::: Material provided :::

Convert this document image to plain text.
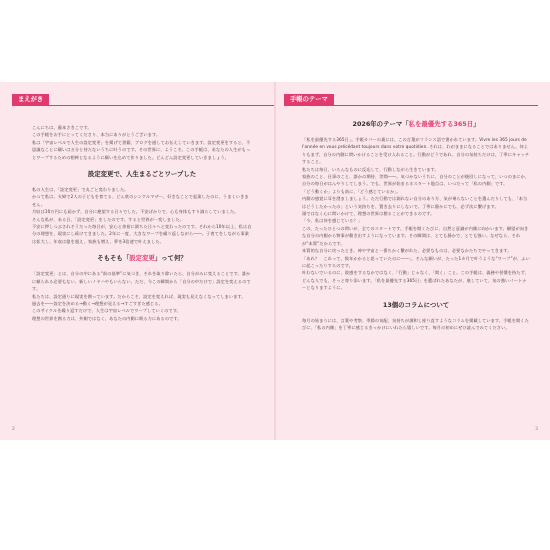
まえがき

こんにちは。藤本さきこです。

この手帳をお手にとってくださり、本当にありがとうございます。

私は「宇宙レベルで人生の設定変更」を掲げて書籍、ブログを通してお伝えしていきます。設定変更をすると、不思議なことに願いは五分と待たないうちに叶うのです。その世界に、ようこそ。この手帳は、あなたの人生がもっとワープするための相棒となるように願いを込めて作りました。どんどん設定変更していきましょう。

設定変更で、人生まるごとワープした

私の人生は、「設定変更」で丸ごと変わりました。

かつて私は、夫婦で2人の子どもを育てる、どん底のシングルマザー。好きなことで起業したのに、うまくいきません。

月収は10万円にも届かず、自分に絶望する日々でした。不安ばかりで、心も身体もすり減らしていました。

そんな私が、ある日、「設定変更」をしたのです。すると世界が一変しました。

不安に押しつぶされそうだった毎日が、安心と余裕に満ちた日々へと変わったのです。それから10年以上、私は自分の理想を、現実にし続けてきました。2年に一度、大きなワープを繰り返しながら――。子育てをしながら事業は拡大し、年収は億を超え、家族も増え、夢を3倍速で叶えました。

そもそも「設定変更」って何？

「設定変更」とは、自分の中にある“前の基準”に気づき、それを取り除いたら、自分がみに変えることです。誰かに頼られる必要もない、新しいノヤハやもいらない。ただ、今この瞬間から「自分の中だけで」設定を変えるのです。

私たちは、設定通りに現実を創っています。だからこそ、設定を変えれば、現実も見えなくなってしまいます。

過去を――設定を決める→動く→理想が見える→すごすぎた感じる。

このサイクルを繰り返すだけで、人生は宇宙レベルでワープしていくのです。

理想の世界を創る力は、外側ではなく、あなたの内側に眠る力にあるのです。

2
手帳のテーマ
2026年のテーマ「私を最優先する365日」

「私を最優先する365日」。手帳カバーの裏には、この言葉がフランス語で書かれています。Vivre les 365 jours de l'année en vous précédant toujours dans votre quotidien. それは、わがままになることではありません。何よりもまず、自分の内側に問いかけることを受け入れること。行動がどうであれ、自分の気持ちだけは、丁寧にキャッチすること。

私たちは毎日、いろんなものに反応して、行動しながら生きています。

家族のこと、仕事のこと、誰かの期待、世間――。気づかないうちに、自分のことが後回しになって、いつのまにか、自分の毎日がはんやりしてしまう。でも、世界が始まるホスタート地点は、いつだって「私の内側」です。

「どう動くか」よりも前に、「どう感じているか」。

内側の感覚に耳を澄ましましょう。ただ行動では測れない自分のあり方、気が乗らないことを選んだりしても、「本当はどうしたかったの」という気持ちを、置き去りにしないで。丁寧に静かにでも、必ず次に繋げます。

頭ではなく心に問いかけて、理想の世界は創ることができるのです。

「今、私は何を感じている？」

この、たったひとつの問いが、全てのスタートです。手帳を開くたびに、自然と意識が内側に向かいます。願望が向きな自分の内側から物事が動き出すようになっています。その瞬間は、とても静かで、とても強い。なぜなら、それが“本質”だからです。

本質的な自分に戻ったとき、神や宇宙と一番ちかく繋がれた、必要なものは、必要なかたちでやってきます。

「あれ？　これって、数年かかると思っていたのに――」。そんな願いが、たった1カ月で叶うような“ワープ”が、ふいに起こったりするのです。

叶わないでいるのに、敗感をするなかではなく、「行動」じゃなく、「間く」こと。この手帳は、義務や習慣を持たず、どんな人でも、そっと寄り添います。「私を最優先する365日」を選ばれたあなたが、進していて、気の強いパートナーとなりますように。

13個のコラムについて

毎月の始まりには、言葉や考察、季節の気配、気持ちが調和し座り直すようなコラムを掲載しています。手帳を開くたびに、「私の内側」を丁寧に感じるきっかけにいれたら嬉しいです。毎月の初めにぜひ読んでみてください。

3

:::

*Exercise goal*. From the entries, copy out each line containing the word "私の内側".

*Result for this exercise*.
家族のこと、仕事のこと、誰かの期待、世間――。気づかないうちに、自分のことが後回しになって、いつのまにか、自分の毎日がはんやりしてしまう。でも、世界が始まるホスタート地点は、いつだって「私の内側」です。
毎月の始まりには、言葉や考察、季節の気配、気持ちが調和し座り直すようなコラムを掲載しています。手帳を開くたびに、「私の内側」を丁寧に感じるきっかけにいれたら嬉しいです。毎月の初めにぜひ読んでみてください。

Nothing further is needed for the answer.